*** Input material

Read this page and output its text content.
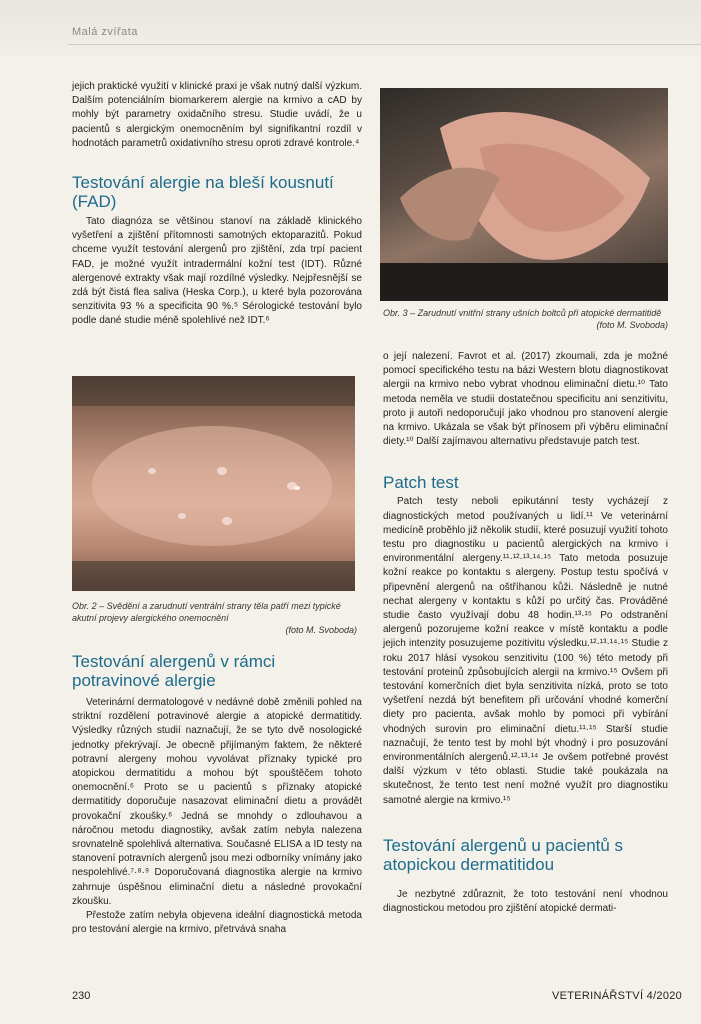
Malá zvířata

jejich praktické využití v klinické praxi je však nutný další výzkum. Dalším potenciálním biomarkerem alergie na krmivo a cAD by mohly být parametry oxidačního stresu. Studie uvádí, že u pacientů s alergickým onemocněním byl signifikantní rozdíl v hodnotách parametrů oxidativního stresu oproti zdravé kontrole.⁴

Testování alergie na bleší kousnutí (FAD)

Tato diagnóza se většinou stanoví na základě klinického vyšetření a zjištění přítomnosti samotných ektoparazitů. Pokud chceme využít testování alergenů pro zjištění, zda trpí pacient FAD, je možné využít intradermální kožní test (IDT). Různé alergenové extrakty však mají rozdílné výsledky. Nejpřesnější se zdá být čistá flea saliva (Heska Corp.), u které byla pozorována senzitivita 93 % a specificita 90 %.⁵ Sérologické testování bylo podle dané studie méně spolehlivé než IDT.⁶

Obr. 2 – Svědění a zarudnutí ventrální strany těla patří mezi typické akutní projevy alergického onemocnění

(foto M. Svoboda)
Testování alergenů v rámci potravinové alergie

Veterinární dermatologové v nedávné době změnili pohled na striktní rozdělení potravinové alergie a atopické dermatitidy. Výsledky různých studií naznačují, že se tyto dvě nosologické jednotky překrývají. Je obecně přijímaným faktem, že některé potravní alergeny mohou vyvolávat příznaky typické pro atopickou dermatitidu a mohou být spouštěčem tohoto onemocnění.⁶ Proto se u pacientů s příznaky atopické dermatitidy doporučuje nasazovat eliminační dietu a provádět provokační zkoušky.⁶ Jedná se mnohdy o zdlouhavou a náročnou metodu diagnostiky, avšak zatím nebyla nalezena srovnatelně spolehlivá alternativa. Současné ELISA a ID testy na stanovení potravních alergenů jsou mezi odborníky vnímány jako nespolehlivé.⁷·⁸·⁹ Doporučovaná diagnostika alergie na krmivo zahrnuje úspěšnou eliminační dietu a následné provokační zkoušku.

Přestože zatím nebyla objevena ideální diagnostická metoda pro testování alergie na krmivo, přetrvává snaha

Obr. 3 – Zarudnutí vnitřní strany ušních boltců při atopické dermatitidě
(foto M. Svoboda)

o její nalezení. Favrot et al. (2017) zkoumali, zda je možné pomocí specifického testu na bázi Western blotu diagnostikovat alergii na krmivo nebo vybrat vhodnou eliminační dietu.¹⁰ Tato metoda neměla ve studii dostatečnou specificitu ani senzitivitu, proto ji autoři nedoporučují jako vhodnou pro stanovení alergie na krmivo. Ukázala se však být přínosem při výběru eliminační diety.¹⁰ Další zajímavou alternativu představuje patch test.

Patch test

Patch testy neboli epikutánní testy vycházejí z diagnostických metod používaných u lidí.¹¹ Ve veterinární medicíně proběhlo již několik studií, které posuzují využití tohoto testu pro diagnostiku u pacientů alergických na krmivo i environmentální alergeny.¹¹·¹²·¹³·¹⁴·¹⁵ Tato metoda posuzuje kožní reakce po kontaktu s alergeny. Postup testu spočívá v připevnění alergenů na oštříhanou kůži. Následně je nutné nechat alergeny v kontaktu s kůží po určitý čas. Prováděné studie často využívají dobu 48 hodin.¹³·¹⁵ Po odstranění alergenů pozorujeme kožní reakce v místě kontaktu a podle jejich intenzity posuzujeme pozitivitu výsledku.¹²·¹³·¹⁴·¹⁵ Studie z roku 2017 hlásí vysokou senzitivitu (100 %) této metody při testování proteinů způsobujících alergii na krmivo.¹⁵ Ovšem při testování komerčních diet byla senzitivita nízká, proto se toto vyšetření nezdá být benefitem při určování vhodné komerční diety pro pacienta, avšak mohlo by pomoci při vybírání vhodných surovin pro eliminační dietu.¹¹·¹⁵ Starší studie naznačují, že tento test by mohl být vhodný i pro posuzování environmentálních alergenů.¹²·¹³·¹⁴ Je ovšem potřebné provést další výzkum v této oblasti. Studie také poukázala na skutečnost, že tento test není možné využít pro diagnostiku samotné alergie na krmivo.¹⁵

Testování alergenů u pacientů s atopickou dermatitidou

Je nezbytné zdůraznit, že toto testování není vhodnou diagnostickou metodou pro zjištění atopické dermati-

230	VETERINÁŘSTVÍ 4/2020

******

▸ **Task requirements**: Repeat the records above word for word, apart from the pictures.

▸ **Answer**:
Read this page and output its text content.
Malá zvířata

jejich praktické využití v klinické praxi je však nutný další výzkum. Dalším potenciálním biomarkerem alergie na krmivo a cAD by mohly být parametry oxidačního stresu. Studie uvádí, že u pacientů s alergickým onemocněním byl signifikantní rozdíl v hodnotách parametrů oxidativního stresu oproti zdravé kontrole.⁴

Testování alergie na bleší kousnutí (FAD)

Tato diagnóza se většinou stanoví na základě klinického vyšetření a zjištění přítomnosti samotných ektoparazitů. Pokud chceme využít testování alergenů pro zjištění, zda trpí pacient FAD, je možné využít intradermální kožní test (IDT). Různé alergenové extrakty však mají rozdílné výsledky. Nejpřesnější se zdá být čistá flea saliva (Heska Corp.), u které byla pozorována senzitivita 93 % a specificita 90 %.⁵ Sérologické testování bylo podle dané studie méně spolehlivé než IDT.⁶

Obr. 2 – Svědění a zarudnutí ventrální strany těla patří mezi typické akutní projevy alergického onemocnění

(foto M. Svoboda)
Testování alergenů v rámci potravinové alergie

Veterinární dermatologové v nedávné době změnili pohled na striktní rozdělení potravinové alergie a atopické dermatitidy. Výsledky různých studií naznačují, že se tyto dvě nosologické jednotky překrývají. Je obecně přijímaným faktem, že některé potravní alergeny mohou vyvolávat příznaky typické pro atopickou dermatitidu a mohou být spouštěčem tohoto onemocnění.⁶ Proto se u pacientů s příznaky atopické dermatitidy doporučuje nasazovat eliminační dietu a provádět provokační zkoušky.⁶ Jedná se mnohdy o zdlouhavou a náročnou metodu diagnostiky, avšak zatím nebyla nalezena srovnatelně spolehlivá alternativa. Současné ELISA a ID testy na stanovení potravních alergenů jsou mezi odborníky vnímány jako nespolehlivé.⁷·⁸·⁹ Doporučovaná diagnostika alergie na krmivo zahrnuje úspěšnou eliminační dietu a následné provokační zkoušku.

Přestože zatím nebyla objevena ideální diagnostická metoda pro testování alergie na krmivo, přetrvává snaha

Obr. 3 – Zarudnutí vnitřní strany ušních boltců při atopické dermatitidě
(foto M. Svoboda)

o její nalezení. Favrot et al. (2017) zkoumali, zda je možné pomocí specifického testu na bázi Western blotu diagnostikovat alergii na krmivo nebo vybrat vhodnou eliminační dietu.¹⁰ Tato metoda neměla ve studii dostatečnou specificitu ani senzitivitu, proto ji autoři nedoporučují jako vhodnou pro stanovení alergie na krmivo. Ukázala se však být přínosem při výběru eliminační diety.¹⁰ Další zajímavou alternativu představuje patch test.

Patch test

Patch testy neboli epikutánní testy vycházejí z diagnostických metod používaných u lidí.¹¹ Ve veterinární medicíně proběhlo již několik studií, které posuzují využití tohoto testu pro diagnostiku u pacientů alergických na krmivo i environmentální alergeny.¹¹·¹²·¹³·¹⁴·¹⁵ Tato metoda posuzuje kožní reakce po kontaktu s alergeny. Postup testu spočívá v připevnění alergenů na oštříhanou kůži. Následně je nutné nechat alergeny v kontaktu s kůží po určitý čas. Prováděné studie často využívají dobu 48 hodin.¹³·¹⁵ Po odstranění alergenů pozorujeme kožní reakce v místě kontaktu a podle jejich intenzity posuzujeme pozitivitu výsledku.¹²·¹³·¹⁴·¹⁵ Studie z roku 2017 hlásí vysokou senzitivitu (100 %) této metody při testování proteinů způsobujících alergii na krmivo.¹⁵ Ovšem při testování komerčních diet byla senzitivita nízká, proto se toto vyšetření nezdá být benefitem při určování vhodné komerční diety pro pacienta, avšak mohlo by pomoci při vybírání vhodných surovin pro eliminační dietu.¹¹·¹⁵ Starší studie naznačují, že tento test by mohl být vhodný i pro posuzování environmentálních alergenů.¹²·¹³·¹⁴ Je ovšem potřebné provést další výzkum v této oblasti. Studie také poukázala na skutečnost, že tento test není možné využít pro diagnostiku samotné alergie na krmivo.¹⁵

Testování alergenů u pacientů s atopickou dermatitidou

Je nezbytné zdůraznit, že toto testování není vhodnou diagnostickou metodou pro zjištění atopické dermati-

230	VETERINÁŘSTVÍ 4/2020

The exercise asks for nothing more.